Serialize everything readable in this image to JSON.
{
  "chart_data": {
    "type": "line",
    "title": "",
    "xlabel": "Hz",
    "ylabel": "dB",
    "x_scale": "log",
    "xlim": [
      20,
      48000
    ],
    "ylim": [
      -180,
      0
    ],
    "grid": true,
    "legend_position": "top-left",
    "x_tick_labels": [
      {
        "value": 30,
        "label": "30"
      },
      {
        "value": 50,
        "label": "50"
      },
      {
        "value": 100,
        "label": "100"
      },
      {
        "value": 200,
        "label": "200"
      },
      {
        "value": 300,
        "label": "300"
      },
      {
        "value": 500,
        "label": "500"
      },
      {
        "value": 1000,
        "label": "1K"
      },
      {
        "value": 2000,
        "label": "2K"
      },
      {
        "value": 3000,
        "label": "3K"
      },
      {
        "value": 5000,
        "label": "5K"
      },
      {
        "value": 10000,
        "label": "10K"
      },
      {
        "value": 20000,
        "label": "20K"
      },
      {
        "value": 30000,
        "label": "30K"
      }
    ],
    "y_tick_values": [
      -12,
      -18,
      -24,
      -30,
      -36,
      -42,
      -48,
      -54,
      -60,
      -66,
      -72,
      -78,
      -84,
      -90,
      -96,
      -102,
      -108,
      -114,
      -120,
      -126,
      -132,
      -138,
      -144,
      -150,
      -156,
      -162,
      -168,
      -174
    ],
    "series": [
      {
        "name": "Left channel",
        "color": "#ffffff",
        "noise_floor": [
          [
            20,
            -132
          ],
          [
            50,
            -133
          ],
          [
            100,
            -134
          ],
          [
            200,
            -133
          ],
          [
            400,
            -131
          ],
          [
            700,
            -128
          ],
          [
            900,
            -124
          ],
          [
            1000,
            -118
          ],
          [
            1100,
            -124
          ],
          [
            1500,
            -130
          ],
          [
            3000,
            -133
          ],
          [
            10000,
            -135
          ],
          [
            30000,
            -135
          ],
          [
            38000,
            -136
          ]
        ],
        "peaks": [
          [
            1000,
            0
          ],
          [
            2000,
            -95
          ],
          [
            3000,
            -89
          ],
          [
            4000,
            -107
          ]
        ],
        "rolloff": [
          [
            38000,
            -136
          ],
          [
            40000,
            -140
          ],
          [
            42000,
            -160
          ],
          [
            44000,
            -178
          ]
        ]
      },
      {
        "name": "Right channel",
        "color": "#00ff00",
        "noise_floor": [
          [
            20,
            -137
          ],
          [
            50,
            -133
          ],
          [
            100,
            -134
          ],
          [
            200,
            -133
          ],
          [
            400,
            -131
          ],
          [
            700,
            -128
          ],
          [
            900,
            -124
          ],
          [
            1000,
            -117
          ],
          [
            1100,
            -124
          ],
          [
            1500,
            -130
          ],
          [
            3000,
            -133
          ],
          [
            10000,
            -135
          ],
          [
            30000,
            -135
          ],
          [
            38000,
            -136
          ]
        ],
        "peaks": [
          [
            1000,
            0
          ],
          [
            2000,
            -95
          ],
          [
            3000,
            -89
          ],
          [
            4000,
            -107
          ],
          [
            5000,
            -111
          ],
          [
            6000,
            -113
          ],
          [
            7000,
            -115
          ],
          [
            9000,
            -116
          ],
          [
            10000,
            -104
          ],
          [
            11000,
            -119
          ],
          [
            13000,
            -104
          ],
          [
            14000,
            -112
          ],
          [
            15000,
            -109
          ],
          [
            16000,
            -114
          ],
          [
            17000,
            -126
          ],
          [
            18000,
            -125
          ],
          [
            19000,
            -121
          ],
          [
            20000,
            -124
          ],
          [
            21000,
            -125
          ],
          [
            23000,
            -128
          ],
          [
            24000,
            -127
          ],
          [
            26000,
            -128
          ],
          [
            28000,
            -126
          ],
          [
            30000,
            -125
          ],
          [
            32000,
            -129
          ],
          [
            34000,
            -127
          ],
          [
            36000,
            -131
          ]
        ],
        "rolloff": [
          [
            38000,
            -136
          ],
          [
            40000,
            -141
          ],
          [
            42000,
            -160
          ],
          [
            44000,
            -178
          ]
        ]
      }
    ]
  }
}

- - - - - - -

WHAT THE EXERCISE ASKS. Restate the listing above word for word.

SOLUTION.
Serialize everything readable in this image to JSON.
{
  "chart_data": {
    "type": "line",
    "title": "",
    "xlabel": "Hz",
    "ylabel": "dB",
    "x_scale": "log",
    "xlim": [
      20,
      48000
    ],
    "ylim": [
      -180,
      0
    ],
    "grid": true,
    "legend_position": "top-left",
    "x_tick_labels": [
      {
        "value": 30,
        "label": "30"
      },
      {
        "value": 50,
        "label": "50"
      },
      {
        "value": 100,
        "label": "100"
      },
      {
        "value": 200,
        "label": "200"
      },
      {
        "value": 300,
        "label": "300"
      },
      {
        "value": 500,
        "label": "500"
      },
      {
        "value": 1000,
        "label": "1K"
      },
      {
        "value": 2000,
        "label": "2K"
      },
      {
        "value": 3000,
        "label": "3K"
      },
      {
        "value": 5000,
        "label": "5K"
      },
      {
        "value": 10000,
        "label": "10K"
      },
      {
        "value": 20000,
        "label": "20K"
      },
      {
        "value": 30000,
        "label": "30K"
      }
    ],
    "y_tick_values": [
      -12,
      -18,
      -24,
      -30,
      -36,
      -42,
      -48,
      -54,
      -60,
      -66,
      -72,
      -78,
      -84,
      -90,
      -96,
      -102,
      -108,
      -114,
      -120,
      -126,
      -132,
      -138,
      -144,
      -150,
      -156,
      -162,
      -168,
      -174
    ],
    "series": [
      {
        "name": "Left channel",
        "color": "#ffffff",
        "noise_floor": [
          [
            20,
            -132
          ],
          [
            50,
            -133
          ],
          [
            100,
            -134
          ],
          [
            200,
            -133
          ],
          [
            400,
            -131
          ],
          [
            700,
            -128
          ],
          [
            900,
            -124
          ],
          [
            1000,
            -118
          ],
          [
            1100,
            -124
          ],
          [
            1500,
            -130
          ],
          [
            3000,
            -133
          ],
          [
            10000,
            -135
          ],
          [
            30000,
            -135
          ],
          [
            38000,
            -136
          ]
        ],
        "peaks": [
          [
            1000,
            0
          ],
          [
            2000,
            -95
          ],
          [
            3000,
            -89
          ],
          [
            4000,
            -107
          ]
        ],
        "rolloff": [
          [
            38000,
            -136
          ],
          [
            40000,
            -140
          ],
          [
            42000,
            -160
          ],
          [
            44000,
            -178
          ]
        ]
      },
      {
        "name": "Right channel",
        "color": "#00ff00",
        "noise_floor": [
          [
            20,
            -137
          ],
          [
            50,
            -133
          ],
          [
            100,
            -134
          ],
          [
            200,
            -133
          ],
          [
            400,
            -131
          ],
          [
            700,
            -128
          ],
          [
            900,
            -124
          ],
          [
            1000,
            -117
          ],
          [
            1100,
            -124
          ],
          [
            1500,
            -130
          ],
          [
            3000,
            -133
          ],
          [
            10000,
            -135
          ],
          [
            30000,
            -135
          ],
          [
            38000,
            -136
          ]
        ],
        "peaks": [
          [
            1000,
            0
          ],
          [
            2000,
            -95
          ],
          [
            3000,
            -89
          ],
          [
            4000,
            -107
          ],
          [
            5000,
            -111
          ],
          [
            6000,
            -113
          ],
          [
            7000,
            -115
          ],
          [
            9000,
            -116
          ],
          [
            10000,
            -104
          ],
          [
            11000,
            -119
          ],
          [
            13000,
            -104
          ],
          [
            14000,
            -112
          ],
          [
            15000,
            -109
          ],
          [
            16000,
            -114
          ],
          [
            17000,
            -126
          ],
          [
            18000,
            -125
          ],
          [
            19000,
            -121
          ],
          [
            20000,
            -124
          ],
          [
            21000,
            -125
          ],
          [
            23000,
            -128
          ],
          [
            24000,
            -127
          ],
          [
            26000,
            -128
          ],
          [
            28000,
            -126
          ],
          [
            30000,
            -125
          ],
          [
            32000,
            -129
          ],
          [
            34000,
            -127
          ],
          [
            36000,
            -131
          ]
        ],
        "rolloff": [
          [
            38000,
            -136
          ],
          [
            40000,
            -141
          ],
          [
            42000,
            -160
          ],
          [
            44000,
            -178
          ]
        ]
      }
    ]
  }
}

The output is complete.